EXTRAIT FOURNI:
——————

Pour les Jansénistes, c’est amoindrir le pouvoir de Dieu que de penser que les actions des Hommes dictent les décisions divines. La Grâce est accordée par Dieu en fonction de ses propres voies impénétrables, les Hommes ne pouvant que se conformer à leur prédestination.

Le Jansénisme nait au début du XVIIème siècle sous la plume de Jansenius qui écrit son Augustinius, discussion autour de la pensée de St Augustin, en réponse au Concile de Trente qui sous la poussée de la toute jeune Compagnie de Jésus réaffirme le principe du Libre-arbitre.

La question de la Grâce n’est pas seulement une question théologique, si l’Homme est prédestiné à faire le Mal, ne peut faire le Bien que par intervention divine, alors comment peut fonctionner la Justice humaine ? La Justice ne peut s’exercer, la culpabilité être établie, que si le fait a été commis délibérément : « C’est pas ma faute, m’sieur le juge ! C’est Dieu qui m’a pas donné sa grâce ! »

Cette idée se répand peu à peu dans les cours de justice françaises dans la seconde moitié du XVIIème siècle et le pouvoir central prend peur. Sans justice, le pouvoir s’écroule. Le règne de Louis XIV sera donc celui de la persécution du mouvement janséniste, jusqu’à la destruction de l’Abbaye de Port Royal (haut lieu janséniste) en 1709.

La Compagnie de Jésus, fondée par Ignace de Loyola en 1534, et approuvée par bulle papale en 1540 juste avant le Concile de Trente, a toujours été plus habile pour se rapprocher des pouvoirs centraux. Le principe de libre-arbitre accompagnant l’exercice de la monarchie absolue. C’est justement cette proximité qu’ils vont payer dans la seconde moitié du XVIIIème lorsque le pouvoir monarchique central commence à être contesté.

Tout débute en Martinique, colonie française depuis 1635, le père jésuite Antoine Lavalette y est envoyé pour assurer la direction de la mission jésuite de l’île. Arrivé sur place en 1741, il y trouve une mission en déliquescence et pour remonter les finances de sa mission, il monte plusieurs projets commerciaux. Mais le père Lavalette joue de malchance, il emprunte pour acheter des terres et faire commerce de cannes à sucre mais une épidémie décime ses ouvriers (probablement esclaves), les pirates anglais lui attaquent ses bateaux et la guerre de Sept ans finit de mettre à mal ses affaires. Il fait faillite et laisse des dettes colossales chez deux négociants Marseillais,les sieurs Lioncy et Gouffre.

——————

CONSIGNES À SUIVRE:
Prolongez le texte sur le jansénisme et la Compagnie de Jésus en reprenant après sa dernière phrase.

——————

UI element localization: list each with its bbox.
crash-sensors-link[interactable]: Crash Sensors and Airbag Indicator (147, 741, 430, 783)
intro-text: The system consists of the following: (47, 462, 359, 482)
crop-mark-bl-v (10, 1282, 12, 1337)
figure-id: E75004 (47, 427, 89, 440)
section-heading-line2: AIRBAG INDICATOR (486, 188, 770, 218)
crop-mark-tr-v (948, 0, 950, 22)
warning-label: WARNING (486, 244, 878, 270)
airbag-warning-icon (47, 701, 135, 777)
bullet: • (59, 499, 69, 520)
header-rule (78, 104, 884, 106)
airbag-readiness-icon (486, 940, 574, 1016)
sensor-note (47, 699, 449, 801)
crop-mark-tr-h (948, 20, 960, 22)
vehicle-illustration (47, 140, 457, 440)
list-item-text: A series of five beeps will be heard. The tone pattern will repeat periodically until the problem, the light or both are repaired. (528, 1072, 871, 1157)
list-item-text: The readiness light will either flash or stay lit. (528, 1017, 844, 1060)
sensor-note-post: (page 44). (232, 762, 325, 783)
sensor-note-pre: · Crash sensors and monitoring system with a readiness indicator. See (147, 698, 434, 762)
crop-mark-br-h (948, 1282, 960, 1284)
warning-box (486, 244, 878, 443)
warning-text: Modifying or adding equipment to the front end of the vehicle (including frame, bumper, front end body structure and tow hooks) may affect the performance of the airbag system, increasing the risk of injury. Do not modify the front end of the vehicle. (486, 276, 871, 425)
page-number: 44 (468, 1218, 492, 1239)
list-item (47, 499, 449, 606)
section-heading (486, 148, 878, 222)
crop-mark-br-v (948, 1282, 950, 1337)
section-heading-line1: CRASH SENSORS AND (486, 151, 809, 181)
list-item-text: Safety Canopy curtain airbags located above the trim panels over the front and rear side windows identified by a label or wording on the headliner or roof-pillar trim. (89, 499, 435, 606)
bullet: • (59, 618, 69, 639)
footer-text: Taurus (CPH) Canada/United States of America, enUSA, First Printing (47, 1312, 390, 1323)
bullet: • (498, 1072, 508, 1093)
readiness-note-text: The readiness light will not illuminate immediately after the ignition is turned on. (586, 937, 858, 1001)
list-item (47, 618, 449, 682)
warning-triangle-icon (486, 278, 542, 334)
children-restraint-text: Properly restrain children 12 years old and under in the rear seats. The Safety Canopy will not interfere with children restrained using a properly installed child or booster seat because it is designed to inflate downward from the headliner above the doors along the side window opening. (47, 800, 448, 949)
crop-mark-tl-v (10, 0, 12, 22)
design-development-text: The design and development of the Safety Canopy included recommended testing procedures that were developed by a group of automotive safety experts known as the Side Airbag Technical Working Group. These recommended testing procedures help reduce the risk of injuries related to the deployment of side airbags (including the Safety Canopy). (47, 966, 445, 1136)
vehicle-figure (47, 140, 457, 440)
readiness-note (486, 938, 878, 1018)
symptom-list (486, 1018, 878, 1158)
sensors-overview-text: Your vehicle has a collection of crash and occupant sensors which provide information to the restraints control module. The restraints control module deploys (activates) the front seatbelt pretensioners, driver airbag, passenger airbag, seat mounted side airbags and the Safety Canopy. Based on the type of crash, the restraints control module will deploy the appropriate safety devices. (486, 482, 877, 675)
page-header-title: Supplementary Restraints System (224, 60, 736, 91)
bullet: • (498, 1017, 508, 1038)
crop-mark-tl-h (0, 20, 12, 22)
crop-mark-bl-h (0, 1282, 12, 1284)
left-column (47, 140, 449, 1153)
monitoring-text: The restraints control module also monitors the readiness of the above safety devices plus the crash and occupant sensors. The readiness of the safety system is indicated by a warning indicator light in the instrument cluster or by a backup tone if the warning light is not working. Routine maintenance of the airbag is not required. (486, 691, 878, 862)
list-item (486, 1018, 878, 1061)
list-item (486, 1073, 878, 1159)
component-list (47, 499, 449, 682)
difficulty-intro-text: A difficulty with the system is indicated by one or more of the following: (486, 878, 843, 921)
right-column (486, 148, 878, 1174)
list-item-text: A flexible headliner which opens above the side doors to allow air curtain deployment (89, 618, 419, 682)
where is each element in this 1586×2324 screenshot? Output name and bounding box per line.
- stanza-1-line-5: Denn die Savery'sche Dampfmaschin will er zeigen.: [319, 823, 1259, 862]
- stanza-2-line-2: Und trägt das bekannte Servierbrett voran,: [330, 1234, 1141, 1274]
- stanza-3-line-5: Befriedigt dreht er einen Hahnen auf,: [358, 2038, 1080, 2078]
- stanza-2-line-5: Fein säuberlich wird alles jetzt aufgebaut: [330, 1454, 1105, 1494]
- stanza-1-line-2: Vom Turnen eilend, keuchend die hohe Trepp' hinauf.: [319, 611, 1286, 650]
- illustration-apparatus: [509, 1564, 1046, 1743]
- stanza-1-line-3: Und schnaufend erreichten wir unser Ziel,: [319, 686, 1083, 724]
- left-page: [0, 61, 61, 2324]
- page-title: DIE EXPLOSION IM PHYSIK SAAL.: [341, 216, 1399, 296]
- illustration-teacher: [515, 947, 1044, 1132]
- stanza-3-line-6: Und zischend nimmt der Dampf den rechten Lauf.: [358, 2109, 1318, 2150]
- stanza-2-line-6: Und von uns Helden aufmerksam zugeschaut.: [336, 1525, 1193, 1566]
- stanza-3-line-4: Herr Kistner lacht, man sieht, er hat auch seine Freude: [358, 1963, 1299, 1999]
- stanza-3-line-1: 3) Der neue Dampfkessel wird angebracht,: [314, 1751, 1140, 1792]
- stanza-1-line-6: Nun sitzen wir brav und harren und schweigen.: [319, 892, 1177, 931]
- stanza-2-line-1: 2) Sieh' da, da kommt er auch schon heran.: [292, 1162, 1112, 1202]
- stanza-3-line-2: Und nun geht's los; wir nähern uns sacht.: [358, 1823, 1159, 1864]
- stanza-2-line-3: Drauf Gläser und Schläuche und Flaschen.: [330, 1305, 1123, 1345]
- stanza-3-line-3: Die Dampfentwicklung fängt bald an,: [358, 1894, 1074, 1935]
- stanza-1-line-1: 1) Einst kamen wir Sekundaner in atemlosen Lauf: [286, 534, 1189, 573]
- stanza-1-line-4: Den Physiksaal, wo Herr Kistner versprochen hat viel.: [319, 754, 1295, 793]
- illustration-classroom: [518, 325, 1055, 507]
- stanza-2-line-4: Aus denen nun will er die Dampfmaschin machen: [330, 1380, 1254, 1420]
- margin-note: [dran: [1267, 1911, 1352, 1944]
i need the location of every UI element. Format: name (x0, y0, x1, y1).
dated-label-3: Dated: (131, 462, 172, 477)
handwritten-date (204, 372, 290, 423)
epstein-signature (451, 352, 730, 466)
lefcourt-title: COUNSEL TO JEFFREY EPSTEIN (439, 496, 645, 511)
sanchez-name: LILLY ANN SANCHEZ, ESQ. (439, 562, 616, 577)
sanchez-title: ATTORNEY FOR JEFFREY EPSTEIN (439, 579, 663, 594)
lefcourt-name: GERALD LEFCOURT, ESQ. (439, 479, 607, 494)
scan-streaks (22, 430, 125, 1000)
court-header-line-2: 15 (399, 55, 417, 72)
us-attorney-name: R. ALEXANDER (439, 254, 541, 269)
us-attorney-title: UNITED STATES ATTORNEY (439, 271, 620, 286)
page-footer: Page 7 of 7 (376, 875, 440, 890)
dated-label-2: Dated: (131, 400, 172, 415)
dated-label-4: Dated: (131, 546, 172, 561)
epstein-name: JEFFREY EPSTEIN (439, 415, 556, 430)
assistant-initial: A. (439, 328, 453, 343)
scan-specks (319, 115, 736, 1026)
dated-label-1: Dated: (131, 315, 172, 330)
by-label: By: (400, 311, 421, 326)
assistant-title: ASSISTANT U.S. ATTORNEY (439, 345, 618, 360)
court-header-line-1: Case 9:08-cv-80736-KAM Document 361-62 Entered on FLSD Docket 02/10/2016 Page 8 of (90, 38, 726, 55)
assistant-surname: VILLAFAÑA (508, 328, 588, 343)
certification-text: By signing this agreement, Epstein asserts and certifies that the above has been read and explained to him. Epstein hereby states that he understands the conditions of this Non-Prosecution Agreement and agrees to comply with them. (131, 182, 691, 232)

——————

RÉSULTAT OBTENU:
Ceux ci obtinrent justice auprès du tribunal d'Aix, qui condamna l’ordre de payer les dettes son missionnaire imprudent. La Compagnie de Jésus, refuse cette condamnation et fait appel auprès du Parlement de Paris, la plus haute juridiction de l’ancien régime.

Une bien mauvaise décision, le Parlement de Paris s’organise petit à petit en contre-pouvoir de la monarchie absolu et est imprégné des idées jansénistes.

Nous sommes en 1761, c’est l’occasion pour les jansénistes de prendre leur revanche.

L’affaire fait grand bruit, devient nationale le Parlement de Paris en profite pour demander à l’ordre des Jésuites de soumettre leurs Constitutions (les dispositions légales internes) et examine la littérature jésuite.Le 6 août 1761, le parlement de Paris ordonne que les écrits de 23 jésuites, soient bannis comme « contraires à la morale et nuisibles à la jeunesse » ce qui entraine la fermeture de tous les collèges jésuites.

C’est alors un déferlement de publications acrimonieuses qui sont imprimées au cours des années 1761 et 1762 pour enterrer la Compagnie de Jésus.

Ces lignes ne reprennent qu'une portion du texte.